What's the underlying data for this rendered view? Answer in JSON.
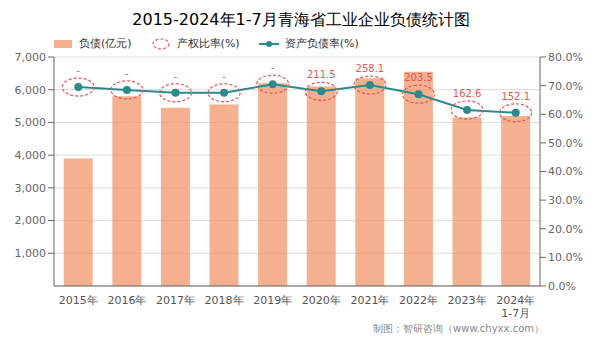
{
  "chart_data": {
    "type": "bar",
    "title": "2015-2024年1-7月青海省工业企业负债统计图",
    "categories": [
      "2015年",
      "2016年",
      "2017年",
      "2018年",
      "2019年",
      "2020年",
      "2021年",
      "2022年",
      "2023年",
      "2024年\n1-7月"
    ],
    "series": [
      {
        "name": "负债(亿元)",
        "type": "bar",
        "color": "#F0956A",
        "values": [
          3900,
          5800,
          5450,
          5550,
          6200,
          6100,
          6350,
          6550,
          5150,
          5200
        ]
      },
      {
        "name": "产权比率(%)",
        "type": "scatter",
        "color": "#E85555",
        "marker": "circle",
        "line_style": "dashed",
        "data_labels": true,
        "values": [
          null,
          null,
          null,
          null,
          null,
          211.5,
          258.1,
          203.5,
          162.6,
          152.1
        ],
        "value_labels": [
          "-",
          "-",
          "-",
          "-",
          "-",
          "211.5",
          "258.1",
          "203.5",
          "162.6",
          "152.1"
        ]
      },
      {
        "name": "资产负债率(%)",
        "type": "line",
        "color": "#2B8A8A",
        "marker": "circle",
        "axis": "y2",
        "values": [
          0.695,
          0.685,
          0.675,
          0.675,
          0.705,
          0.68,
          0.702,
          0.67,
          0.615,
          0.605
        ]
      }
    ],
    "ylim": [
      0,
      7000
    ],
    "yticks": [
      {
        "value": 1000,
        "label": "1,000"
      },
      {
        "value": 2000,
        "label": "2,000"
      },
      {
        "value": 3000,
        "label": "3,000"
      },
      {
        "value": 4000,
        "label": "4,000"
      },
      {
        "value": 5000,
        "label": "5,000"
      },
      {
        "value": 6000,
        "label": "6,000"
      },
      {
        "value": 7000,
        "label": "7,000"
      }
    ],
    "y2lim": [
      0.0,
      0.8
    ],
    "y2ticks": [
      {
        "value": 0.0,
        "label": "0.0%"
      },
      {
        "value": 0.1,
        "label": "10.0%"
      },
      {
        "value": 0.2,
        "label": "20.0%"
      },
      {
        "value": 0.3,
        "label": "30.0%"
      },
      {
        "value": 0.4,
        "label": "40.0%"
      },
      {
        "value": 0.5,
        "label": "50.0%"
      },
      {
        "value": 0.6,
        "label": "60.0%"
      },
      {
        "value": 0.7,
        "label": "70.0%"
      },
      {
        "value": 0.8,
        "label": "80.0%"
      }
    ],
    "grid": true,
    "legend": "top-left",
    "annotations": [
      "制图：智研咨询（www.chyxx.com）"
    ]
  }
}
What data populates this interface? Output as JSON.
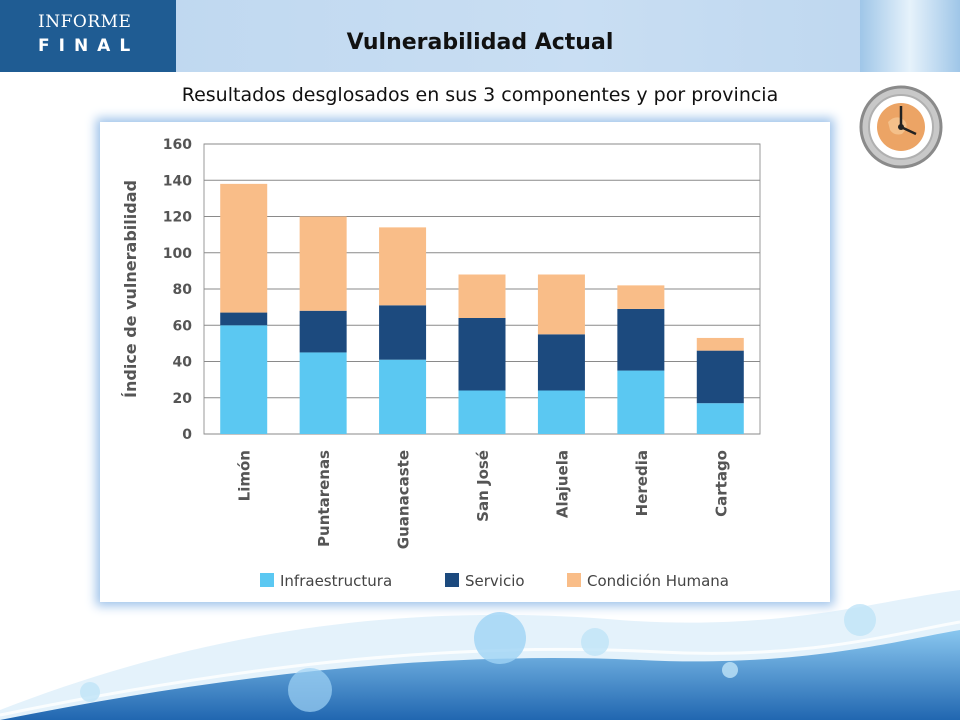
{
  "header": {
    "logo_line1": "INFORME",
    "logo_line2": "FINAL",
    "title": "Vulnerabilidad Actual",
    "subtitle": "Resultados desglosados en sus 3 componentes y por provincia"
  },
  "icons": {
    "clock": "clock-icon",
    "water": "water-wave-decoration"
  },
  "colors": {
    "infraestructura": "#5bc8f2",
    "servicio": "#1c4a7e",
    "condicion": "#f9bd88"
  },
  "chart_data": {
    "type": "bar",
    "stacked": true,
    "categories": [
      "Limón",
      "Puntarenas",
      "Guanacaste",
      "San José",
      "Alajuela",
      "Heredia",
      "Cartago"
    ],
    "series": [
      {
        "name": "Infraestructura",
        "values": [
          60,
          45,
          41,
          24,
          24,
          35,
          17
        ]
      },
      {
        "name": "Servicio",
        "values": [
          7,
          23,
          30,
          40,
          31,
          34,
          29
        ]
      },
      {
        "name": "Condición Humana",
        "values": [
          71,
          52,
          43,
          24,
          33,
          13,
          7
        ]
      }
    ],
    "ylabel": "Índice de vulnerabilidad",
    "ylim": [
      0,
      160
    ],
    "yticks": [
      0,
      20,
      40,
      60,
      80,
      100,
      120,
      140,
      160
    ],
    "grid": true,
    "legend": "bottom"
  }
}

Directions
Check each line in the listing above for the string "true", then report how many lines contain it, with no other text.

The result
4